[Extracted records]
# # # # # # #

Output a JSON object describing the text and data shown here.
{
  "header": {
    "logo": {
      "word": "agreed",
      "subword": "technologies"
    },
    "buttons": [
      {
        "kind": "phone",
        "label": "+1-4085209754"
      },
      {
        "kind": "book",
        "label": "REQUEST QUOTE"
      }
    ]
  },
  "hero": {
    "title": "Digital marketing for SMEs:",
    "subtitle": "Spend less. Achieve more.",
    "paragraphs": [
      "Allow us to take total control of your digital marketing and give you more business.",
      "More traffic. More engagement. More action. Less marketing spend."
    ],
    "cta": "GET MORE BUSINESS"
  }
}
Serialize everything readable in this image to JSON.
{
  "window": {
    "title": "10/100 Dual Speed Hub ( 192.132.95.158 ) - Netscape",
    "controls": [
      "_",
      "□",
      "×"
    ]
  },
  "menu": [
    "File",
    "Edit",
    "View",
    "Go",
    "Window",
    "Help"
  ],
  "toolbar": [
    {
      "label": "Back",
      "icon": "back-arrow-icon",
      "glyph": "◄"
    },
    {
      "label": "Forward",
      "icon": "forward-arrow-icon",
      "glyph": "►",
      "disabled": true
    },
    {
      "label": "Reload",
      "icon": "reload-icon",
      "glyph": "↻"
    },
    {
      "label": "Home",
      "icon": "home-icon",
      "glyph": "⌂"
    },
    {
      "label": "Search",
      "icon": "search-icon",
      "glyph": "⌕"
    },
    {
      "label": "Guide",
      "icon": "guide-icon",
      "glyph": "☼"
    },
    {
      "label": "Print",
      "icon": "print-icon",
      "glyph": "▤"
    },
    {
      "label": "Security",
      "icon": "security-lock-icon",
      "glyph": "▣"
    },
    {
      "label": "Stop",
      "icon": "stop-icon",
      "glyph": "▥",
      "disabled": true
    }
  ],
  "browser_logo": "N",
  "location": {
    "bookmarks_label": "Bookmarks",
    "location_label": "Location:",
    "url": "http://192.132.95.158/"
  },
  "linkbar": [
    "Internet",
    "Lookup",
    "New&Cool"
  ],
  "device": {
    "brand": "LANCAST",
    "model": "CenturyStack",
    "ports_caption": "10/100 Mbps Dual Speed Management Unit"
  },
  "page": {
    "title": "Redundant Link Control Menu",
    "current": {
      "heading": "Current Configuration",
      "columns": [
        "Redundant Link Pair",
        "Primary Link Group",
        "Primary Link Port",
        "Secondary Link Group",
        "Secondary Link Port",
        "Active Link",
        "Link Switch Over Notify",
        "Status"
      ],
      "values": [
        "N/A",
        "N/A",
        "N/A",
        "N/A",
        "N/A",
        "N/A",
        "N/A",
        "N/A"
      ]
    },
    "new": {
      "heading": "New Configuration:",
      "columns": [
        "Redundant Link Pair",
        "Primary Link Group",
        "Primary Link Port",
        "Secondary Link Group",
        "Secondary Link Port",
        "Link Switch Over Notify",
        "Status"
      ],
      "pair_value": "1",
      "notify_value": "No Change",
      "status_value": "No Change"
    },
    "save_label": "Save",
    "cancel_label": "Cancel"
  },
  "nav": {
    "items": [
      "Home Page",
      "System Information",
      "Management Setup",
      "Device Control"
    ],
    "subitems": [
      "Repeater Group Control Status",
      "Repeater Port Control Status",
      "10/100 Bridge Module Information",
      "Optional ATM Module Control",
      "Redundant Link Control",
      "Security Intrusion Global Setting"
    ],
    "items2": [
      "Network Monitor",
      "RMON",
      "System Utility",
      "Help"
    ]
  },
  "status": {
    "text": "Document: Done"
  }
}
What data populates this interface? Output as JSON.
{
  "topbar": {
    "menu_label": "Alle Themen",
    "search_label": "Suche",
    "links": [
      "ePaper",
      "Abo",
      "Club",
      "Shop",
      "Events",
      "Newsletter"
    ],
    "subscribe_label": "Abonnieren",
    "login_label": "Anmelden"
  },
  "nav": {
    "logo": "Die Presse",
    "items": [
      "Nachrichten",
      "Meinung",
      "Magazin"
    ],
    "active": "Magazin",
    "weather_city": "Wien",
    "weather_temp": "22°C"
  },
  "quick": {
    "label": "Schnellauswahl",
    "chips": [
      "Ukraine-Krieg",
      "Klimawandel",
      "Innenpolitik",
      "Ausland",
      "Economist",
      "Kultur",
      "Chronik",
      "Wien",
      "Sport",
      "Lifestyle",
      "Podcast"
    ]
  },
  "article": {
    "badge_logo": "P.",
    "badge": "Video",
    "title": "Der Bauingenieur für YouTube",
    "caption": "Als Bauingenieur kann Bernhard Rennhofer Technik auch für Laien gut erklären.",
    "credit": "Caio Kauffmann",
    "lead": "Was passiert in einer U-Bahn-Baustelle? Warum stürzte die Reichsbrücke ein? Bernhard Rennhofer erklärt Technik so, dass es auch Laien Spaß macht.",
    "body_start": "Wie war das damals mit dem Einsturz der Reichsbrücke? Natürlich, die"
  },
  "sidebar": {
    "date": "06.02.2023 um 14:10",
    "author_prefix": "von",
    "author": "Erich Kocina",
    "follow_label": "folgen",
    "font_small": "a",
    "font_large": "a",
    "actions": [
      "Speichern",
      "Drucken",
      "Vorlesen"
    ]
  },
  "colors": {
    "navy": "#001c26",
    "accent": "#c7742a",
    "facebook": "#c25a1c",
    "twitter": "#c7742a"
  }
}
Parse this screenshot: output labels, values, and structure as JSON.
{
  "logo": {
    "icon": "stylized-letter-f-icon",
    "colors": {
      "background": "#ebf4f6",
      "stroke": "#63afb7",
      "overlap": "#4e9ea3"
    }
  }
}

# # # # # # #

--- EXERCISE GOAL ---
Tally up the lines with the word "Rennhofer" in them, and answer with that number by itself.

--- TASK ANSWER ---
2